* [The request]:
What number of lines hold the word "فروش"? State that number and nothing besides.

[begin Data extract]

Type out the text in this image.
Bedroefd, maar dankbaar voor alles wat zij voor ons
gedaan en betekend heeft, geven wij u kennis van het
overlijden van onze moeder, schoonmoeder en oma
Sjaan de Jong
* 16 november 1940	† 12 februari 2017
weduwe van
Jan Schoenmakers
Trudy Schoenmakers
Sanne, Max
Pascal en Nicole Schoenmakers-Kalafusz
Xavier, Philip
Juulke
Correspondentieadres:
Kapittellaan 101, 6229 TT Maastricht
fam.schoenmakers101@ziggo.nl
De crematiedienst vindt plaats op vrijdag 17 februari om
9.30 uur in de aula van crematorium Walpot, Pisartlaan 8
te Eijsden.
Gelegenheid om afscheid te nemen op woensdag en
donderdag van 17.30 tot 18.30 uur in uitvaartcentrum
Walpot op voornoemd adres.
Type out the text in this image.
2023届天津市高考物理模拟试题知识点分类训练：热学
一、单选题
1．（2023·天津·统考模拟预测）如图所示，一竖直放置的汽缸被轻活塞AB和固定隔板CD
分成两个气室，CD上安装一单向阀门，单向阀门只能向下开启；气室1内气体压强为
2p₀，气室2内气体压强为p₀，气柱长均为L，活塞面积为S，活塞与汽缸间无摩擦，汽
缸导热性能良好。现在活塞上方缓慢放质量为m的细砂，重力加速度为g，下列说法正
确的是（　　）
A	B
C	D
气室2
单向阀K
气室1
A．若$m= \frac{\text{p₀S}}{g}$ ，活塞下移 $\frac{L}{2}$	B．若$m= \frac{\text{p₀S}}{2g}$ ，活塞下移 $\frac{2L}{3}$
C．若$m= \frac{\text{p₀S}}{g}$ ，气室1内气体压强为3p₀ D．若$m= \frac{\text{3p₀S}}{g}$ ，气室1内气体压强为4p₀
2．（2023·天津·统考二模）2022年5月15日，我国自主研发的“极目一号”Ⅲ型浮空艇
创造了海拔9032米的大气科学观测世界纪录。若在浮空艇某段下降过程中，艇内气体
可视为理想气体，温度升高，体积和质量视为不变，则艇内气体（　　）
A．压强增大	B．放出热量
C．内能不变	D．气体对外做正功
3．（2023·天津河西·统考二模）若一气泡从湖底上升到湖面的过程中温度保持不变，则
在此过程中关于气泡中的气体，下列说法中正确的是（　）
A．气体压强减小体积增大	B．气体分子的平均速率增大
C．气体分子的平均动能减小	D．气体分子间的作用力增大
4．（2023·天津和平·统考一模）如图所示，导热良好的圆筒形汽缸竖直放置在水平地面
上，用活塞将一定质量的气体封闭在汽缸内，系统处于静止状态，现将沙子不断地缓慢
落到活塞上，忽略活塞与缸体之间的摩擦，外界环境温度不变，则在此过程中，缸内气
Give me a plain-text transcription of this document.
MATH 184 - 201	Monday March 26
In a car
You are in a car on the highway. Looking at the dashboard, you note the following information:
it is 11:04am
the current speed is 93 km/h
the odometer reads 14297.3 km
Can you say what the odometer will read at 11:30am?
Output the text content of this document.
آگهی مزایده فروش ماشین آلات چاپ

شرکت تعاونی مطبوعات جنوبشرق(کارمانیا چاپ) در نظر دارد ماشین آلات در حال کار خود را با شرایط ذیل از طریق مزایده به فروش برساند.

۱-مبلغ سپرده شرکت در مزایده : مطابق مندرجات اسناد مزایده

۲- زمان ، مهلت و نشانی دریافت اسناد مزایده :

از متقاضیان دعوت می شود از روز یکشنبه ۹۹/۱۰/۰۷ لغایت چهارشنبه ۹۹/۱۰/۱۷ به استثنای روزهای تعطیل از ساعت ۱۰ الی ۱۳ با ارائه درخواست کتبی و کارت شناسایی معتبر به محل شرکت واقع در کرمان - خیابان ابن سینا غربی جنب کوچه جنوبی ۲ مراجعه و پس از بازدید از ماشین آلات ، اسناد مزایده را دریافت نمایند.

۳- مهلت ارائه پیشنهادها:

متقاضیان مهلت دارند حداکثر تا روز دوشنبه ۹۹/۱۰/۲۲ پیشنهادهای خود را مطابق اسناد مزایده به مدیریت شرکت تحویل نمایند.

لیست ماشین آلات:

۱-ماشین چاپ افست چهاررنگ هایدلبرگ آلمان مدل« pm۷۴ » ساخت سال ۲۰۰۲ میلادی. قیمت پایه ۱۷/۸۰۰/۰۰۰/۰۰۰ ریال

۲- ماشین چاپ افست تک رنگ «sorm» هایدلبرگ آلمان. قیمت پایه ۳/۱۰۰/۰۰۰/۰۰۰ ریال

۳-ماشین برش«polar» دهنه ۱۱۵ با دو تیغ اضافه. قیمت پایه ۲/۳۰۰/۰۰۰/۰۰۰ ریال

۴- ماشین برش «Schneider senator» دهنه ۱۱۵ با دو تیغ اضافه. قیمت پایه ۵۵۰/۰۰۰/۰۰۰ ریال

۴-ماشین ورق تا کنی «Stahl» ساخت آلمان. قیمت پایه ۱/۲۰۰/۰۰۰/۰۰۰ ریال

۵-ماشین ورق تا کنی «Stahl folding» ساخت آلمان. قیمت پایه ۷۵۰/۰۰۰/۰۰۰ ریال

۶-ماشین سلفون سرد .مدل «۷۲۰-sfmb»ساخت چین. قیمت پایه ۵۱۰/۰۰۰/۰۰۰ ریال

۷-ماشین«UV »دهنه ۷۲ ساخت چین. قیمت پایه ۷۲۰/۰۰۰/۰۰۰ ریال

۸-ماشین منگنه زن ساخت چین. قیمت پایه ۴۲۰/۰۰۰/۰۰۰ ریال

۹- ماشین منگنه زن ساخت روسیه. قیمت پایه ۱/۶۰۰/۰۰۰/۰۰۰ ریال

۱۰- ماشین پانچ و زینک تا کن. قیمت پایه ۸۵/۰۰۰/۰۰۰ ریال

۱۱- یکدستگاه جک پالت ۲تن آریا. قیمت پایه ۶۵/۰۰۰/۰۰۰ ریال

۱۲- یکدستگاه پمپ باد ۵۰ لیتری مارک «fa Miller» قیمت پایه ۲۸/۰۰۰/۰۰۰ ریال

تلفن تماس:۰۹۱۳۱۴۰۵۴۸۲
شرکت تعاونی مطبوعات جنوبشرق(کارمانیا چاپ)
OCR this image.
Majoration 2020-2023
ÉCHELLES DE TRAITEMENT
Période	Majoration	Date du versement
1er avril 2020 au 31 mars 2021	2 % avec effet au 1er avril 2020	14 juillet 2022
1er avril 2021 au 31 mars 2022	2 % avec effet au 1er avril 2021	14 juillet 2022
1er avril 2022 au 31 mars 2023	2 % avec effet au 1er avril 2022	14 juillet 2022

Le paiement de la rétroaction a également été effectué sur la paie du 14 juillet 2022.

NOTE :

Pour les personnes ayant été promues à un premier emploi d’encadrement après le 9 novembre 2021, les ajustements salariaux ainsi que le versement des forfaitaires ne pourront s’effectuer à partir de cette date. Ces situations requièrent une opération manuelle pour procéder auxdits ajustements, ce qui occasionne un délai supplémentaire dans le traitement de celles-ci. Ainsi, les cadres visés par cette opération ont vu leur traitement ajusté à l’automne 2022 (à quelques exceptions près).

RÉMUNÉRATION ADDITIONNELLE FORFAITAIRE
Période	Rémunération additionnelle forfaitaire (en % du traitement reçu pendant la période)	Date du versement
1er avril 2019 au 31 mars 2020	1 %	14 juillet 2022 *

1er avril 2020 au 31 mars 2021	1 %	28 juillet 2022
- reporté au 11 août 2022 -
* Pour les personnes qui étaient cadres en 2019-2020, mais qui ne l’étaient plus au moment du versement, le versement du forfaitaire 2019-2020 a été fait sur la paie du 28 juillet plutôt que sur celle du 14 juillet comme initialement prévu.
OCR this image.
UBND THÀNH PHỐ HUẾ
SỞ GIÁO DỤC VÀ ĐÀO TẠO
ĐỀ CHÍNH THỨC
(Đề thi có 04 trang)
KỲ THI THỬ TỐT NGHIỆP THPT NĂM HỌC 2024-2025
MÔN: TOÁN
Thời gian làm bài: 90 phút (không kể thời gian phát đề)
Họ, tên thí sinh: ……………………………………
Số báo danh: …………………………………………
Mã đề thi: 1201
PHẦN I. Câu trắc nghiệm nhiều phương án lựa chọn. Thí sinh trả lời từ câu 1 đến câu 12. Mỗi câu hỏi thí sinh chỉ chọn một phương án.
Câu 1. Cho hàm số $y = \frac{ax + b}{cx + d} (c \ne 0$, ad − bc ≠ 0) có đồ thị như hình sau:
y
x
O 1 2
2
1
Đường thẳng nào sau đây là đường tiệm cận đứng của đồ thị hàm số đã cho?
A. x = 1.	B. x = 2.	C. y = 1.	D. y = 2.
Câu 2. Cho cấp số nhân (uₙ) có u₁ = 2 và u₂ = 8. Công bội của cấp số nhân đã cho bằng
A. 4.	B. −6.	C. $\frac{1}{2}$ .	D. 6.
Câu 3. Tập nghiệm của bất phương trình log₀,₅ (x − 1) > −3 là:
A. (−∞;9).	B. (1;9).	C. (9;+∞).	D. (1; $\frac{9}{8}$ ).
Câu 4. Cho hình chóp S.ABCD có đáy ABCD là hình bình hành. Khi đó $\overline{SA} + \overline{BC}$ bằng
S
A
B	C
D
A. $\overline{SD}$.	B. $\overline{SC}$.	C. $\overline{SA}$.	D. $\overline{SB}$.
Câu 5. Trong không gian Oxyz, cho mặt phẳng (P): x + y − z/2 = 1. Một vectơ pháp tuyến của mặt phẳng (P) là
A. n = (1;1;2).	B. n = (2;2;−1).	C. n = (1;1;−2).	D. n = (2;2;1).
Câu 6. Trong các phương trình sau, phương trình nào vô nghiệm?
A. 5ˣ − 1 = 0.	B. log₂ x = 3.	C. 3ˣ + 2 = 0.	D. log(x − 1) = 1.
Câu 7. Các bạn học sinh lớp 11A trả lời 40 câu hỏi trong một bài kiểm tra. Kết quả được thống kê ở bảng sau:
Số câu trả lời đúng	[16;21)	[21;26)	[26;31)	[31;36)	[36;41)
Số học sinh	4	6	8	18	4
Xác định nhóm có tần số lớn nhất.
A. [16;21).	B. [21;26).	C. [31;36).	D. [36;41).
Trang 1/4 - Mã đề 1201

[end Data extract]

* [Exercise result]:
2